** Exercise objective **
Without including the pictures, copy out every line below.

** Provided records **
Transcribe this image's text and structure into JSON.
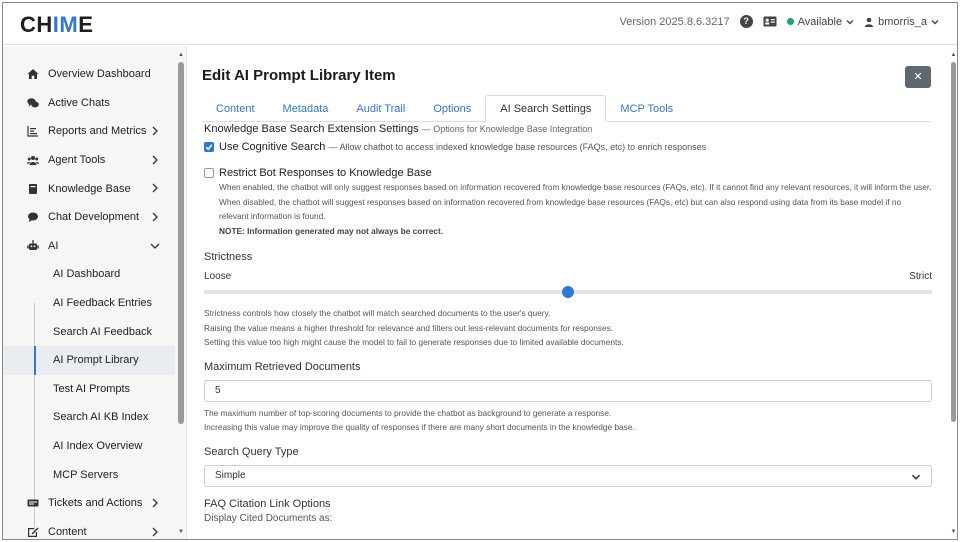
{
  "header": {
    "logo_left": "CH",
    "logo_mid": "IM",
    "logo_right": "E",
    "version": "Version 2025.8.6.3217",
    "help_glyph": "?",
    "status": "Available",
    "user": "bmorris_a"
  },
  "colors": {
    "accent": "#2f78d1",
    "status_green": "#1aa55a",
    "close_bg": "#5f6770"
  },
  "sidebar": {
    "items": [
      {
        "label": "Overview Dashboard",
        "icon": "home-icon"
      },
      {
        "label": "Active Chats",
        "icon": "chat-bubbles-icon"
      },
      {
        "label": "Reports and Metrics",
        "icon": "report-chart-icon"
      },
      {
        "label": "Agent Tools",
        "icon": "agents-icon"
      },
      {
        "label": "Knowledge Base",
        "icon": "book-icon"
      },
      {
        "label": "Chat Development",
        "icon": "chat-dev-icon"
      },
      {
        "label": "AI",
        "icon": "robot-icon"
      }
    ],
    "ai_sub": [
      "AI Dashboard",
      "AI Feedback Entries",
      "Search AI Feedback",
      "AI Prompt Library",
      "Test AI Prompts",
      "Search AI KB Index",
      "AI Index Overview",
      "MCP Servers"
    ],
    "bottom_items": [
      {
        "label": "Tickets and Actions",
        "icon": "tickets-icon"
      },
      {
        "label": "Content",
        "icon": "content-edit-icon"
      }
    ]
  },
  "main": {
    "title": "Edit AI Prompt Library Item",
    "close_glyph": "✕",
    "tabs": [
      "Content",
      "Metadata",
      "Audit Trail",
      "Options",
      "AI Search Settings",
      "MCP Tools"
    ],
    "kb": {
      "title": "Knowledge Base Search Extension Settings",
      "subtitle": "— Options for Knowledge Base Integration",
      "cognitive_label": "Use Cognitive Search",
      "cognitive_sub": "— Allow chatbot to access indexed knowledge base resources (FAQs, etc) to enrich responses",
      "restrict_label": "Restrict Bot Responses to Knowledge Base",
      "restrict_desc1": "When enabled, the chatbot will only suggest responses based on information recovered from knowledge base resources (FAQs, etc). If it cannot find any relevant resources, it will inform the user.",
      "restrict_desc2": "When disabled, the chatbot will suggest responses based on information recovered from knowledge base resources (FAQs, etc) but can also respond using data from its base model if no relevant information is found.",
      "restrict_note": "NOTE: Information generated may not always be correct."
    },
    "strictness": {
      "label": "Strictness",
      "min_label": "Loose",
      "max_label": "Strict",
      "level": 0.5,
      "help1": "Strictness controls how closely the chatbot will match searched documents to the user's query.",
      "help2": "Raising the value means a higher threshold for relevance and filters out less-relevant documents for responses.",
      "help3": "Setting this value too high might cause the model to fail to generate responses due to limited available documents."
    },
    "max_docs": {
      "label": "Maximum Retrieved Documents",
      "value": "5",
      "help1": "The maximum number of top-scoring documents to provide the chatbot as background to generate a response.",
      "help2": "Increasing this value may improve the quality of responses if there are many short documents in the knowledge base."
    },
    "query_type": {
      "label": "Search Query Type",
      "value": "Simple"
    },
    "faq": {
      "label": "FAQ Citation Link Options",
      "display_label": "Display Cited Documents as:"
    }
  }
}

** Written response **
Transcribe this image's text and structure into JSON.
{
  "header": {
    "logo_left": "CH",
    "logo_mid": "IM",
    "logo_right": "E",
    "version": "Version 2025.8.6.3217",
    "help_glyph": "?",
    "status": "Available",
    "user": "bmorris_a"
  },
  "colors": {
    "accent": "#2f78d1",
    "status_green": "#1aa55a",
    "close_bg": "#5f6770"
  },
  "sidebar": {
    "items": [
      {
        "label": "Overview Dashboard",
        "icon": "home-icon"
      },
      {
        "label": "Active Chats",
        "icon": "chat-bubbles-icon"
      },
      {
        "label": "Reports and Metrics",
        "icon": "report-chart-icon"
      },
      {
        "label": "Agent Tools",
        "icon": "agents-icon"
      },
      {
        "label": "Knowledge Base",
        "icon": "book-icon"
      },
      {
        "label": "Chat Development",
        "icon": "chat-dev-icon"
      },
      {
        "label": "AI",
        "icon": "robot-icon"
      }
    ],
    "ai_sub": [
      "AI Dashboard",
      "AI Feedback Entries",
      "Search AI Feedback",
      "AI Prompt Library",
      "Test AI Prompts",
      "Search AI KB Index",
      "AI Index Overview",
      "MCP Servers"
    ],
    "bottom_items": [
      {
        "label": "Tickets and Actions",
        "icon": "tickets-icon"
      },
      {
        "label": "Content",
        "icon": "content-edit-icon"
      }
    ]
  },
  "main": {
    "title": "Edit AI Prompt Library Item",
    "close_glyph": "✕",
    "tabs": [
      "Content",
      "Metadata",
      "Audit Trail",
      "Options",
      "AI Search Settings",
      "MCP Tools"
    ],
    "kb": {
      "title": "Knowledge Base Search Extension Settings",
      "subtitle": "— Options for Knowledge Base Integration",
      "cognitive_label": "Use Cognitive Search",
      "cognitive_sub": "— Allow chatbot to access indexed knowledge base resources (FAQs, etc) to enrich responses",
      "restrict_label": "Restrict Bot Responses to Knowledge Base",
      "restrict_desc1": "When enabled, the chatbot will only suggest responses based on information recovered from knowledge base resources (FAQs, etc). If it cannot find any relevant resources, it will inform the user.",
      "restrict_desc2": "When disabled, the chatbot will suggest responses based on information recovered from knowledge base resources (FAQs, etc) but can also respond using data from its base model if no relevant information is found.",
      "restrict_note": "NOTE: Information generated may not always be correct."
    },
    "strictness": {
      "label": "Strictness",
      "min_label": "Loose",
      "max_label": "Strict",
      "level": 0.5,
      "help1": "Strictness controls how closely the chatbot will match searched documents to the user's query.",
      "help2": "Raising the value means a higher threshold for relevance and filters out less-relevant documents for responses.",
      "help3": "Setting this value too high might cause the model to fail to generate responses due to limited available documents."
    },
    "max_docs": {
      "label": "Maximum Retrieved Documents",
      "value": "5",
      "help1": "The maximum number of top-scoring documents to provide the chatbot as background to generate a response.",
      "help2": "Increasing this value may improve the quality of responses if there are many short documents in the knowledge base."
    },
    "query_type": {
      "label": "Search Query Type",
      "value": "Simple"
    },
    "faq": {
      "label": "FAQ Citation Link Options",
      "display_label": "Display Cited Documents as:"
    }
  }
}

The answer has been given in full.